━━━ Entries supplied ━━━

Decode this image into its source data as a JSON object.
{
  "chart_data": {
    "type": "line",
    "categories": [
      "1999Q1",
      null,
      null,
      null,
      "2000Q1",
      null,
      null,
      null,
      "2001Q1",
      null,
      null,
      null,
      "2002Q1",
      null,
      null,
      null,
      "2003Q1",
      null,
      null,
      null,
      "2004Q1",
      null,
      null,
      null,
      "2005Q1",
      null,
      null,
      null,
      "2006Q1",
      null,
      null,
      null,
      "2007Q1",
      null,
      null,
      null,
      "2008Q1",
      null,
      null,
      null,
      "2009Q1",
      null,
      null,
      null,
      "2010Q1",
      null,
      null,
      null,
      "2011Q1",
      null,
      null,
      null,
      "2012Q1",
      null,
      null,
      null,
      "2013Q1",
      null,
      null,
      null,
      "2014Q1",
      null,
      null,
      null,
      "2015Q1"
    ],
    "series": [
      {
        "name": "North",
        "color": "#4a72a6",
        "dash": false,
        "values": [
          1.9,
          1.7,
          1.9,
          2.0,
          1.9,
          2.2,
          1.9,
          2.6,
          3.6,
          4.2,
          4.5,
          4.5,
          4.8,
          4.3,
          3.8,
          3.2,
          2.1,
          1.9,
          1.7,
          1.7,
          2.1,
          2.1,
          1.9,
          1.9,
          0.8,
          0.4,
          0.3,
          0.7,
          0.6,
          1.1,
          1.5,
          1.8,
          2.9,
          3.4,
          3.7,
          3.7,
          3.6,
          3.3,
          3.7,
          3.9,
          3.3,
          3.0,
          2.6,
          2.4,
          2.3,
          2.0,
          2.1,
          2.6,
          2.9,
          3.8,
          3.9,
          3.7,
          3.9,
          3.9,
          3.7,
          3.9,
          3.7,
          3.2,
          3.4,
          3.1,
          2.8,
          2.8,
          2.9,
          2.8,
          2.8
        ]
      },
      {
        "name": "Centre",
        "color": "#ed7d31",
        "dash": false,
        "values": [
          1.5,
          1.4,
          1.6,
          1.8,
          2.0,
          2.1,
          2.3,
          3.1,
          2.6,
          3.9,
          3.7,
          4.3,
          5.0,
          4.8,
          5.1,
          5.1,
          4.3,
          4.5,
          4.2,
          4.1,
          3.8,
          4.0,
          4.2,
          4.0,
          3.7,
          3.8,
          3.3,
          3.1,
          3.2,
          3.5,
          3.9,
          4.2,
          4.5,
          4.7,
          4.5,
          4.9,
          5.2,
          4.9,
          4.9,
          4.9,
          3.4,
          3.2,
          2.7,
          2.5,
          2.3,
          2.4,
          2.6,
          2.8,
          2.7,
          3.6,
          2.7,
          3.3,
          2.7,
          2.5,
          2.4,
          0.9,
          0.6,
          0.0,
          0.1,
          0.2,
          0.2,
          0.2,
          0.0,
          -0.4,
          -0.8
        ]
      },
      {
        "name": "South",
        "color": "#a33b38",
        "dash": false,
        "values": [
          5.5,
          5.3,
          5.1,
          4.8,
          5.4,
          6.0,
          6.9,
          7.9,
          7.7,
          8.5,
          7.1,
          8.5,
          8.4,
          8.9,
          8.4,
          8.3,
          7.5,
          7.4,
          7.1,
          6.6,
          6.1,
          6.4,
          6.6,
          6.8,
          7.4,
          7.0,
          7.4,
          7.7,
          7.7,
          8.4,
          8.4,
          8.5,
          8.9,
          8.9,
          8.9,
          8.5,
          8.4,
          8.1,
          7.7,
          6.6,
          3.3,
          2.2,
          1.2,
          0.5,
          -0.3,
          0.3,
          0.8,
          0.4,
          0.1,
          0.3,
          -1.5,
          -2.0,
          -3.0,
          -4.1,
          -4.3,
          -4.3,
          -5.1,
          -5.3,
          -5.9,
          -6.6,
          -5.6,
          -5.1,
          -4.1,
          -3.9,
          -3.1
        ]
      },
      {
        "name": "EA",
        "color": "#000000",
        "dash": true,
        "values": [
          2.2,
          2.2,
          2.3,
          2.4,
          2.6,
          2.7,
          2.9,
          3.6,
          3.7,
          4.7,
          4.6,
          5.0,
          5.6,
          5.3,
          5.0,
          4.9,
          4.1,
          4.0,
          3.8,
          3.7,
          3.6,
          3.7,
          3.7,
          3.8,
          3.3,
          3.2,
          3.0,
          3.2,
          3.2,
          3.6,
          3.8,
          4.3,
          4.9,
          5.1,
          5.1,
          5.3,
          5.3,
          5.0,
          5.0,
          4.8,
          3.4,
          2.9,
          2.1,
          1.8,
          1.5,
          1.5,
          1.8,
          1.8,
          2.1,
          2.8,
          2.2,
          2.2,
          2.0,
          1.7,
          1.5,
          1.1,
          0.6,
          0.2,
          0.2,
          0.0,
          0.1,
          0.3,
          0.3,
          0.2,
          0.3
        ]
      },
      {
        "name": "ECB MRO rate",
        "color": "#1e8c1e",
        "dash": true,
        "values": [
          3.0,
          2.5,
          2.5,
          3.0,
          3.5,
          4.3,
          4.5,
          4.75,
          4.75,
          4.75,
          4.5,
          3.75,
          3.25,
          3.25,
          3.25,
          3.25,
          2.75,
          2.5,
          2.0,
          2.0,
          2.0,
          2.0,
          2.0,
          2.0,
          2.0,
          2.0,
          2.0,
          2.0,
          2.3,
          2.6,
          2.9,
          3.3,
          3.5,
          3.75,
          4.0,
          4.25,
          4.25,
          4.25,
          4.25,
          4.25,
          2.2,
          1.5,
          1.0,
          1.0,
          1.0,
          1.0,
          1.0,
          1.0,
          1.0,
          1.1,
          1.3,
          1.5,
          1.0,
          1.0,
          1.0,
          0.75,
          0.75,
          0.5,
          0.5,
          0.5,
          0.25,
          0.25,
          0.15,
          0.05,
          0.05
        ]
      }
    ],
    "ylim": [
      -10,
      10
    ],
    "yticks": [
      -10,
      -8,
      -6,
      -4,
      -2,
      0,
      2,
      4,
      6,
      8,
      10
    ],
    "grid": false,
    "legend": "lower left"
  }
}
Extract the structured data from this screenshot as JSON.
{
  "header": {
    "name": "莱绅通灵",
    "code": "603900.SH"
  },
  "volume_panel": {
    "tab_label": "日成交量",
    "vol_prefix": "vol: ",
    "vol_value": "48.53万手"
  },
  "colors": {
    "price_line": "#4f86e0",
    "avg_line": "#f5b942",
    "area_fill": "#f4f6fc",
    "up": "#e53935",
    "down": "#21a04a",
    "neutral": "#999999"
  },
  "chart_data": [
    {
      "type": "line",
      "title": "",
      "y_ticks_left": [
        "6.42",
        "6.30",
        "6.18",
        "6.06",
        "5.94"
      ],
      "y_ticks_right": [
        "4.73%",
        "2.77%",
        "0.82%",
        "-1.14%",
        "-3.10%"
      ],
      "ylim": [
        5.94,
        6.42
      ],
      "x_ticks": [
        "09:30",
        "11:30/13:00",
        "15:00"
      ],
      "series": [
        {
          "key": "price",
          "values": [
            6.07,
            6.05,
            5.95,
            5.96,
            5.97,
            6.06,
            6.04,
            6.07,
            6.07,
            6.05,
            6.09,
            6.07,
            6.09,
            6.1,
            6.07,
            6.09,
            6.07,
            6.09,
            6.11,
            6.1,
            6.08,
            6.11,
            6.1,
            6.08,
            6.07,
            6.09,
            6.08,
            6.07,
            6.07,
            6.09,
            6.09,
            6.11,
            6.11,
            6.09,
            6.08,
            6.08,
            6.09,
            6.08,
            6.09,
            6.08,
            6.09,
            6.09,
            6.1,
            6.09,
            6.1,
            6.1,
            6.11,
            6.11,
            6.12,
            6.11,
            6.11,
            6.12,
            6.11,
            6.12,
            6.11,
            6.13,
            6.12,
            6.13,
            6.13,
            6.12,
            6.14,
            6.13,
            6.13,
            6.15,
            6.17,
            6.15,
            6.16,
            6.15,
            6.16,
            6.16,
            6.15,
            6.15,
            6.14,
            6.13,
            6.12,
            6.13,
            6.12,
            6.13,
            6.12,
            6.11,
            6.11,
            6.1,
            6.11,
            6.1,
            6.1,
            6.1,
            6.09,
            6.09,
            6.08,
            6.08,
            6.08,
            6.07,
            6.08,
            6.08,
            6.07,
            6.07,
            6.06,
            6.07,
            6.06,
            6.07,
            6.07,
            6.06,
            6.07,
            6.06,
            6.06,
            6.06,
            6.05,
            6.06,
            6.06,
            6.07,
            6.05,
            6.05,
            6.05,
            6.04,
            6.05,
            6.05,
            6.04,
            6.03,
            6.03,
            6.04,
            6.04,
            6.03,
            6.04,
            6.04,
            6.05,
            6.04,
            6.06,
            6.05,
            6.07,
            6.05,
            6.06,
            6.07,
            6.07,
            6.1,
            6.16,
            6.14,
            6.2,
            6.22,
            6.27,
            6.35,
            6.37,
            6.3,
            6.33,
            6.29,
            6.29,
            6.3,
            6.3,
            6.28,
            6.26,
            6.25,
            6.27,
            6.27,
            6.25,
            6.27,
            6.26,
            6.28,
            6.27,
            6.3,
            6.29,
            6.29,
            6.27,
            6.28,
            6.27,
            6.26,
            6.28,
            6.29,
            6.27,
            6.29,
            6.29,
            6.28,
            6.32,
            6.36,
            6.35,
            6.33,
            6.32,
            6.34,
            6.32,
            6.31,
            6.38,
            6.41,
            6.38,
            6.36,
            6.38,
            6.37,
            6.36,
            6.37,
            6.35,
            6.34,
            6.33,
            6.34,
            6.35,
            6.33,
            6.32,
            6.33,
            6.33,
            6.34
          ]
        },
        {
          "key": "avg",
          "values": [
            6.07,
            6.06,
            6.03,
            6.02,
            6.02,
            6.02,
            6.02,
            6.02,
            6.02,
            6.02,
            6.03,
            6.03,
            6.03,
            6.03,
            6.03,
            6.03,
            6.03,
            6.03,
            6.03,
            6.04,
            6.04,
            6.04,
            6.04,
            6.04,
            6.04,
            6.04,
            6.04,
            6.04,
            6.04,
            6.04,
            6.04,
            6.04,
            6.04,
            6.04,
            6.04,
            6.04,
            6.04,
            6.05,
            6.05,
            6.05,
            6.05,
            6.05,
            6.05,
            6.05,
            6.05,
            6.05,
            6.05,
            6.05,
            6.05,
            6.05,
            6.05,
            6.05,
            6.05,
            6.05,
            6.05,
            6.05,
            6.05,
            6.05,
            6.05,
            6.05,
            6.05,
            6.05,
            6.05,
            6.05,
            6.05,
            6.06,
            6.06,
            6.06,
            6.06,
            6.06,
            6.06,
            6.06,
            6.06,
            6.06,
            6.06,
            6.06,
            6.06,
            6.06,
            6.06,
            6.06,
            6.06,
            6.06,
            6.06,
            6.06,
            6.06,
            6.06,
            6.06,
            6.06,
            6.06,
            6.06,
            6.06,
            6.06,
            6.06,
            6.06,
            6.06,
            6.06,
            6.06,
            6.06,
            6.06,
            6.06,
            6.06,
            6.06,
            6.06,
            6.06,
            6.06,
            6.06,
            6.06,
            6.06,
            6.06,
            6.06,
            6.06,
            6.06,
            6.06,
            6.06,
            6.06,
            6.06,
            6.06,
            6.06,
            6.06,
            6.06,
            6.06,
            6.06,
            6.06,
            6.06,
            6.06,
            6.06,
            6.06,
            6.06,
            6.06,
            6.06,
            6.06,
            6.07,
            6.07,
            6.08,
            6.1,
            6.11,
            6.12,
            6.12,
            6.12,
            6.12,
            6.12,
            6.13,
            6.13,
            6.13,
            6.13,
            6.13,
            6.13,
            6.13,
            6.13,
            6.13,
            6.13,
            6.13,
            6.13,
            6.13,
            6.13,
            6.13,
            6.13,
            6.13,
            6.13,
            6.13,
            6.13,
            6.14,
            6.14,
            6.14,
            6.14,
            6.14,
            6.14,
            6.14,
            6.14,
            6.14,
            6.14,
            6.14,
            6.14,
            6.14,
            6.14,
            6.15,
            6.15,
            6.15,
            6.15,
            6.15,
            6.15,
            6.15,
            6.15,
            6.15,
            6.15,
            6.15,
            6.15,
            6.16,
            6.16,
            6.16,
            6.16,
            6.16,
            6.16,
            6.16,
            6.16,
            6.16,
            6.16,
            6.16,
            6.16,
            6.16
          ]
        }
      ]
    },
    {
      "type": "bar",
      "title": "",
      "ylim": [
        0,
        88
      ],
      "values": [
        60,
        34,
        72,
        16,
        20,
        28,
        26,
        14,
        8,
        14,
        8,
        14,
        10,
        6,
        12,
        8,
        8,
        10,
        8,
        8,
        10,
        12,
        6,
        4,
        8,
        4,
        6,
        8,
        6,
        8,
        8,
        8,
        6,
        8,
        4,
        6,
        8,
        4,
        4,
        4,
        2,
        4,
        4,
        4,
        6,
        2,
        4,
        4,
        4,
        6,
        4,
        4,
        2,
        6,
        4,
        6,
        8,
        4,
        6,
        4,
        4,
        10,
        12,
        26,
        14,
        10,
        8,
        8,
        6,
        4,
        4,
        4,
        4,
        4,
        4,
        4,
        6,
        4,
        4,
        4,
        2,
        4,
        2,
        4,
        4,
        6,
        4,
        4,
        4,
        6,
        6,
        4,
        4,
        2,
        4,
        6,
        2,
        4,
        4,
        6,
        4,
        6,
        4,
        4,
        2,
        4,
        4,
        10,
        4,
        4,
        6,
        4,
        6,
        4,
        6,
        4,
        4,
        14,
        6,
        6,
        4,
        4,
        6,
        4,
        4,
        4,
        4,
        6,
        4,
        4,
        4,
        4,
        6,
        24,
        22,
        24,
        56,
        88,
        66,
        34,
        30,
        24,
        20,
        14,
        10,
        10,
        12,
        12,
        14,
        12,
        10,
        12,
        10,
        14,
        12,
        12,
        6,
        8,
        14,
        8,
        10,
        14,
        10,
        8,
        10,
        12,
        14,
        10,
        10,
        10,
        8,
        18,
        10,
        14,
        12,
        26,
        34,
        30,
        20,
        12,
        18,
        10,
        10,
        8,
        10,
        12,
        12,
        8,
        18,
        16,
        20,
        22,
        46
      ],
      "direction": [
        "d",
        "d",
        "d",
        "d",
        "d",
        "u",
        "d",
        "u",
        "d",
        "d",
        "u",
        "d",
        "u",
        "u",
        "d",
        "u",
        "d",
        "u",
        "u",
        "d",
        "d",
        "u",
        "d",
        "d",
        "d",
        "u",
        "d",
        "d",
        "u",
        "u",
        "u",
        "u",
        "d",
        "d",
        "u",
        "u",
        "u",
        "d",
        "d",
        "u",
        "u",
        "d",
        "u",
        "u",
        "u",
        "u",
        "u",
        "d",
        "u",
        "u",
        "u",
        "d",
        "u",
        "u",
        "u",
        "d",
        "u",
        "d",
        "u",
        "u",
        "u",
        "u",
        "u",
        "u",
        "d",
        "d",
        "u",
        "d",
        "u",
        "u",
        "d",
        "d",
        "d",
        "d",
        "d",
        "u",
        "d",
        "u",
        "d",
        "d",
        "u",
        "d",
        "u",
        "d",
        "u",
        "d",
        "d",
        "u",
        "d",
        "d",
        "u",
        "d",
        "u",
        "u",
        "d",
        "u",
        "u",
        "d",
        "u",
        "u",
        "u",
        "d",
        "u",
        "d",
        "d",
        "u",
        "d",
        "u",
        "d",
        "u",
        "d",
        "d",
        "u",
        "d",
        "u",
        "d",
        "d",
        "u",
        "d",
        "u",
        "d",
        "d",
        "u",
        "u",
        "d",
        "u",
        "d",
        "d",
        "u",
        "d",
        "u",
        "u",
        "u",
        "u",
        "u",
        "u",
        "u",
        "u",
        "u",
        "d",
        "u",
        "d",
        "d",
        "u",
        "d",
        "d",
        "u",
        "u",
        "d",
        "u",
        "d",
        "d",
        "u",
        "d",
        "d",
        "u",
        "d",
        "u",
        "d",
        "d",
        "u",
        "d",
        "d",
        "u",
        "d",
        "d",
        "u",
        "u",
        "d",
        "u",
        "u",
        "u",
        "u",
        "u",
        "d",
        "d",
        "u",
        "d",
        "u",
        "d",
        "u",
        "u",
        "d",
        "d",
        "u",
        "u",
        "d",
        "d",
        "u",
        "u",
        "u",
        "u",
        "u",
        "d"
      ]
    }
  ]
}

━━━

Goal: List every line in the records above that contains the word "this".

Answer:
Decode this image into its source data as a JSON object.
Extract the structured data from this screenshot as JSON.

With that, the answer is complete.